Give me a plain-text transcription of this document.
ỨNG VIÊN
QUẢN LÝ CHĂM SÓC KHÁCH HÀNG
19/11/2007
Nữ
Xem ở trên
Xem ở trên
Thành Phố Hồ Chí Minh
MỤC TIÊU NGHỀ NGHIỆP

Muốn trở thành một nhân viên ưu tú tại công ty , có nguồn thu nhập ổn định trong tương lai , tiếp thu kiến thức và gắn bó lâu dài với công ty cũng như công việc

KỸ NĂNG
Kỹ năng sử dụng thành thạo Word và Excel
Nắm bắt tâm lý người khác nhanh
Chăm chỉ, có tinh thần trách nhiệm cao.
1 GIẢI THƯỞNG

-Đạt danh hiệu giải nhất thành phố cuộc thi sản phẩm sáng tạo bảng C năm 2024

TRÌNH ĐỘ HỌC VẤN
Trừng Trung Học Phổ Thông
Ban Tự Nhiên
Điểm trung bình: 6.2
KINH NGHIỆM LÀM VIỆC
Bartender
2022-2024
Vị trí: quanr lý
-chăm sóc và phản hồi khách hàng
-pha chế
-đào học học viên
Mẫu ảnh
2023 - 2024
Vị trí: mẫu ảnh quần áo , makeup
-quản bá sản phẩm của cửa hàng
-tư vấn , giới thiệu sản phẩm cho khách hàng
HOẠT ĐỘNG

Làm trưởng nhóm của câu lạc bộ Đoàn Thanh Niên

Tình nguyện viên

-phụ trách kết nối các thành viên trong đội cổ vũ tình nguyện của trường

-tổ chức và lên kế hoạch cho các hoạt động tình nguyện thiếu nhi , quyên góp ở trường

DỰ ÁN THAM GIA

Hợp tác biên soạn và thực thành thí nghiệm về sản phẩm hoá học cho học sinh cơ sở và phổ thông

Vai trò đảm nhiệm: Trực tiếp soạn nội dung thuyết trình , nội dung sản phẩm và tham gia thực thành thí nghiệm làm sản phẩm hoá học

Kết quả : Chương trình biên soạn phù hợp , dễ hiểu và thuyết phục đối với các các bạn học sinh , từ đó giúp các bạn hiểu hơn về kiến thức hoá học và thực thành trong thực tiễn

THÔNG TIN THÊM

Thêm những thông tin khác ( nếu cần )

------------------------------------

Extract each line of the listing above, copying it word for word.

Give me a plain-text transcription of this document.
ỨNG VIÊN
QUẢN LÝ CHĂM SÓC KHÁCH HÀNG
19/11/2007
Nữ
Xem ở trên
Xem ở trên
Thành Phố Hồ Chí Minh
MỤC TIÊU NGHỀ NGHIỆP

Muốn trở thành một nhân viên ưu tú tại công ty , có nguồn thu nhập ổn định trong tương lai , tiếp thu kiến thức và gắn bó lâu dài với công ty cũng như công việc

KỸ NĂNG
Kỹ năng sử dụng thành thạo Word và Excel
Nắm bắt tâm lý người khác nhanh
Chăm chỉ, có tinh thần trách nhiệm cao.
1 GIẢI THƯỞNG

-Đạt danh hiệu giải nhất thành phố cuộc thi sản phẩm sáng tạo bảng C năm 2024

TRÌNH ĐỘ HỌC VẤN
Trừng Trung Học Phổ Thông
Ban Tự Nhiên
Điểm trung bình: 6.2
KINH NGHIỆM LÀM VIỆC
Bartender
2022-2024
Vị trí: quanr lý
-chăm sóc và phản hồi khách hàng
-pha chế
-đào học học viên
Mẫu ảnh
2023 - 2024
Vị trí: mẫu ảnh quần áo , makeup
-quản bá sản phẩm của cửa hàng
-tư vấn , giới thiệu sản phẩm cho khách hàng
HOẠT ĐỘNG

Làm trưởng nhóm của câu lạc bộ Đoàn Thanh Niên

Tình nguyện viên

-phụ trách kết nối các thành viên trong đội cổ vũ tình nguyện của trường

-tổ chức và lên kế hoạch cho các hoạt động tình nguyện thiếu nhi , quyên góp ở trường

DỰ ÁN THAM GIA

Hợp tác biên soạn và thực thành thí nghiệm về sản phẩm hoá học cho học sinh cơ sở và phổ thông

Vai trò đảm nhiệm: Trực tiếp soạn nội dung thuyết trình , nội dung sản phẩm và tham gia thực thành thí nghiệm làm sản phẩm hoá học

Kết quả : Chương trình biên soạn phù hợp , dễ hiểu và thuyết phục đối với các các bạn học sinh , từ đó giúp các bạn hiểu hơn về kiến thức hoá học và thực thành trong thực tiễn

THÔNG TIN THÊM

Thêm những thông tin khác ( nếu cần )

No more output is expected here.